**STATED GOAL:**
Every entry needs to be reproduced exactly.

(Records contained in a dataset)
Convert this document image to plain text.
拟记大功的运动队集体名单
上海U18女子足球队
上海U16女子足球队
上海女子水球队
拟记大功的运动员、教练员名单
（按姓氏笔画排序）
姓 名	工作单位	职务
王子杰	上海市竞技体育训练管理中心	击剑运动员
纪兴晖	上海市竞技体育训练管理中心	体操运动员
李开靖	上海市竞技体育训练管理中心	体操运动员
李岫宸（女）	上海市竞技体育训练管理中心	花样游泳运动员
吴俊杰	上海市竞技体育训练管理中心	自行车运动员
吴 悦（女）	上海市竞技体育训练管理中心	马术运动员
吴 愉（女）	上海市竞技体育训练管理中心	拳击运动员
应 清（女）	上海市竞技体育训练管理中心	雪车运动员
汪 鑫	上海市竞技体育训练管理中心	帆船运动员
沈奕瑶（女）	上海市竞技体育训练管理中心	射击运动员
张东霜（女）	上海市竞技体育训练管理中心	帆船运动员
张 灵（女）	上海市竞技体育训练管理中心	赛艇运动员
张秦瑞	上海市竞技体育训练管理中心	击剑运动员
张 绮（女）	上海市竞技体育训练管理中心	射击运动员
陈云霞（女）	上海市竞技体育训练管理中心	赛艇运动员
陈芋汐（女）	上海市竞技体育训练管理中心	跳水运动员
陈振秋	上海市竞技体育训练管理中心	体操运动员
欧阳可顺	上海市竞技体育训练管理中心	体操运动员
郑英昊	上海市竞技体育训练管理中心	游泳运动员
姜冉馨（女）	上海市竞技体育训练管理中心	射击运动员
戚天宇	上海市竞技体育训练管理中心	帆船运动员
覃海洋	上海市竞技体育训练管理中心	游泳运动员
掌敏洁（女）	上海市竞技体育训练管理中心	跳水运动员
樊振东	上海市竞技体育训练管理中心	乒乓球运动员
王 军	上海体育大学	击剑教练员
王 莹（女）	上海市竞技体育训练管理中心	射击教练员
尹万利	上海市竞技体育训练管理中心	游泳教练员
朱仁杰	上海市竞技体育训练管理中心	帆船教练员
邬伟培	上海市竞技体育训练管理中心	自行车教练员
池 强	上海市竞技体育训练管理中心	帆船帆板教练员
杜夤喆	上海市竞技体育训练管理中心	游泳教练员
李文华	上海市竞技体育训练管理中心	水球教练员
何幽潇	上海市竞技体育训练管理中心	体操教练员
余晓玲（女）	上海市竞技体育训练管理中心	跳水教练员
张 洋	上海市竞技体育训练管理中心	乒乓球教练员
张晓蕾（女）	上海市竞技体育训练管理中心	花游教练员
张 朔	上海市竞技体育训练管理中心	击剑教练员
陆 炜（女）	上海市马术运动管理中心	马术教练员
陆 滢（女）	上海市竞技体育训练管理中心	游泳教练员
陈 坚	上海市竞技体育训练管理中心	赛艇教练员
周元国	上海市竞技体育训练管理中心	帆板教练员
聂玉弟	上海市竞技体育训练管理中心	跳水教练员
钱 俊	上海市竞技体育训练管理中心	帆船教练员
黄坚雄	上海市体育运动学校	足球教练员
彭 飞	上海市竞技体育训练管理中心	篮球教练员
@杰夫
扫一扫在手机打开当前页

**FINAL RESULT:**
Convert this document image to plain text.
拟记大功的运动队集体名单
上海U18女子足球队
上海U16女子足球队
上海女子水球队
拟记大功的运动员、教练员名单
（按姓氏笔画排序）
姓 名	工作单位	职务
王子杰	上海市竞技体育训练管理中心	击剑运动员
纪兴晖	上海市竞技体育训练管理中心	体操运动员
李开靖	上海市竞技体育训练管理中心	体操运动员
李岫宸（女）	上海市竞技体育训练管理中心	花样游泳运动员
吴俊杰	上海市竞技体育训练管理中心	自行车运动员
吴 悦（女）	上海市竞技体育训练管理中心	马术运动员
吴 愉（女）	上海市竞技体育训练管理中心	拳击运动员
应 清（女）	上海市竞技体育训练管理中心	雪车运动员
汪 鑫	上海市竞技体育训练管理中心	帆船运动员
沈奕瑶（女）	上海市竞技体育训练管理中心	射击运动员
张东霜（女）	上海市竞技体育训练管理中心	帆船运动员
张 灵（女）	上海市竞技体育训练管理中心	赛艇运动员
张秦瑞	上海市竞技体育训练管理中心	击剑运动员
张 绮（女）	上海市竞技体育训练管理中心	射击运动员
陈云霞（女）	上海市竞技体育训练管理中心	赛艇运动员
陈芋汐（女）	上海市竞技体育训练管理中心	跳水运动员
陈振秋	上海市竞技体育训练管理中心	体操运动员
欧阳可顺	上海市竞技体育训练管理中心	体操运动员
郑英昊	上海市竞技体育训练管理中心	游泳运动员
姜冉馨（女）	上海市竞技体育训练管理中心	射击运动员
戚天宇	上海市竞技体育训练管理中心	帆船运动员
覃海洋	上海市竞技体育训练管理中心	游泳运动员
掌敏洁（女）	上海市竞技体育训练管理中心	跳水运动员
樊振东	上海市竞技体育训练管理中心	乒乓球运动员
王 军	上海体育大学	击剑教练员
王 莹（女）	上海市竞技体育训练管理中心	射击教练员
尹万利	上海市竞技体育训练管理中心	游泳教练员
朱仁杰	上海市竞技体育训练管理中心	帆船教练员
邬伟培	上海市竞技体育训练管理中心	自行车教练员
池 强	上海市竞技体育训练管理中心	帆船帆板教练员
杜夤喆	上海市竞技体育训练管理中心	游泳教练员
李文华	上海市竞技体育训练管理中心	水球教练员
何幽潇	上海市竞技体育训练管理中心	体操教练员
余晓玲（女）	上海市竞技体育训练管理中心	跳水教练员
张 洋	上海市竞技体育训练管理中心	乒乓球教练员
张晓蕾（女）	上海市竞技体育训练管理中心	花游教练员
张 朔	上海市竞技体育训练管理中心	击剑教练员
陆 炜（女）	上海市马术运动管理中心	马术教练员
陆 滢（女）	上海市竞技体育训练管理中心	游泳教练员
陈 坚	上海市竞技体育训练管理中心	赛艇教练员
周元国	上海市竞技体育训练管理中心	帆板教练员
聂玉弟	上海市竞技体育训练管理中心	跳水教练员
钱 俊	上海市竞技体育训练管理中心	帆船教练员
黄坚雄	上海市体育运动学校	足球教练员
彭 飞	上海市竞技体育训练管理中心	篮球教练员
@杰夫
扫一扫在手机打开当前页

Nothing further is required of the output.